Textauszug:

╭──

Der FDP-Vorsitzende erinnerte daran, daß im Jahr 1975 die Neuverschuldung von 30 Milliarden Mark 6,2 Prozent des Bruttosozialprodukts bedeutet habe. 100 Milliarden Mark im Jahr 1991 würden nur 3,5 Prozent des Bruttosozialprodukts ausmachen. „Es ist Unsinn, einfach nur absolute Zahlen zu vergleichen“, sagte Lambsdorff. Der bestehende Handlungsspielraum dürfe aber nicht zu Leichtfertigkeit verleiten.

Gegen das Argument, eine höhere Staatsverschuldung führe zu höheren Zinsen, wandte Lambsdorff ein, die Zinsentwicklung werde stärker vom Defizit des US-Haushalts und der Golfkrise beeinflußt. Jede Hochkonjunktur führe zudem zu hohen Realzinsen.

In der Bundesrepublik sei das zu verkraften. In der DDR aber seien zeitlich begrenzte Zinsverbilligungsmaßnahmen nötig, weil ein Anstieg der Hypotheken von einem auf neun Prozent nicht tragbar sei.

╰──

Erfasste Daten:
╭──

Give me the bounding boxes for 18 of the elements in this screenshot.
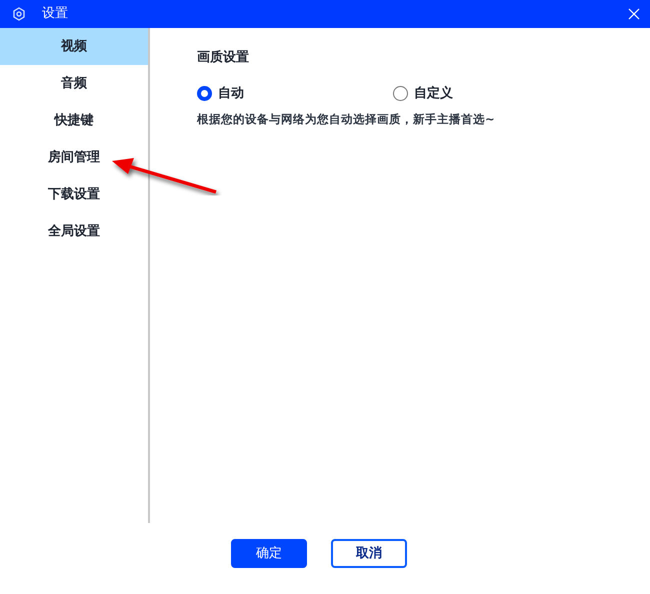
- sidebar-item[interactable]: 快捷键: [0, 102, 148, 139]
- cancel-button[interactable]: 取消: [331, 539, 407, 568]
- radio-button[interactable]: [197, 86, 212, 101]
- close-button[interactable]: [626, 6, 642, 22]
- sidebar-item[interactable]: 音频: [0, 65, 148, 102]
- confirm-button[interactable]: 确定: [231, 539, 307, 568]
- radio-option[interactable]: 自动: [197, 84, 393, 103]
- sidebar-item[interactable]: 全局设置: [0, 213, 148, 250]
- radio-option[interactable]: 自定义: [393, 84, 453, 103]
- hint-text: 根据您的设备与网络为您自动选择画质，新手主播首选~: [197, 111, 496, 128]
- sidebar-item[interactable]: 视频: [0, 28, 148, 65]
- section-heading: 画质设置: [197, 49, 250, 67]
- close-icon: [628, 8, 640, 20]
- radio-button[interactable]: [393, 86, 408, 101]
- window-title: 设置: [42, 5, 68, 24]
- sidebar-item[interactable]: 房间管理: [0, 139, 148, 176]
- settings-icon: [12, 7, 26, 21]
- sidebar-item[interactable]: 下载设置: [0, 176, 148, 213]
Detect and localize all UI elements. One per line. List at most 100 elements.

╰──

Aufgabenstellung:
1. Gib den Textauszug von „In der Bundesrepublik“ bis einschließlich „nicht tragbar sei.“ wieder und setze dabei „acht“ an die Stelle von „neun“.
2. Wie viel Prozent des Bruttosozialprodukts machte die Neuverschuldung im Jahr 1975 laut dem Textauszug aus?
3. Führe den Textauszug über Lambsdorffs Aussagen zur Staatsverschuldung im Anschluss an seinen letzten Satz weiter.
Die Zeilen stehen in keinem Zusammenhang mit dem Textauszug.

Lösungen:
1.
In der Bundesrepublik sei das zu verkraften. In der DDR aber seien zeitlich begrenzte Zinsverbilligungsmaßnahmen nötig, weil ein Anstieg der Hypotheken von einem auf acht Prozent nicht tragbar sei.

2. 6,2 Prozent.

3.
DDR-Staatssekretär Günther Krause (CDU) hat sich nachdrücklich gegen Steuererhöhungen zur Finanzierung der deutschen Einheit ausgesprochen, weil dies das unternehmerische Risiko erhöhen würde, in den neuen Bundesländern zu investieren. „Wir müssen eher versuchen, die steuerlichen Vergünstigungen nebst der Investitionszulage noch einmal zu verbessern, nämlich von jetzt 33 auf einen Satz von 50 bis 60 Prozent“, erklärte Krause. Er sprach sich für eine Erhöhung der Nettokreditaufnahme des Bundes aus, „bis 1994 von rund 100 Milliarden Mark“. Das lasse sich auch rechtfertigen, denn spätestens von diesem Zeitpunkt ab rechne man mit einem deutlich steigenden Steueraufkommen in den neuen Bundesländern.

Im Falle eines Sieges bei der Bundestagswahl im Dezember will die Bonner SPD zur Finanzierung der Einheit die Steuern auf höhere Einkommen um rund neun Prozent erhöhen. Die stellvertretende SPD-Vorsitzende Hertha Däubler-Gmelin kündigte an, ab einem Einkommen von 60.000 Mark bei Ledigen und 120.000 Mark bei Verheirateten wolle man „eine Sonderabgabe etwa in Höhe der Kirchensteuer“ erheben. Dies wären dann rund neun Prozent der bisher abgeführten Steuern. Eine Erhöhung der Mehrwertsteuer werde es jedoch, so Däubler-Gmelin, „mit der SPD nicht geben“.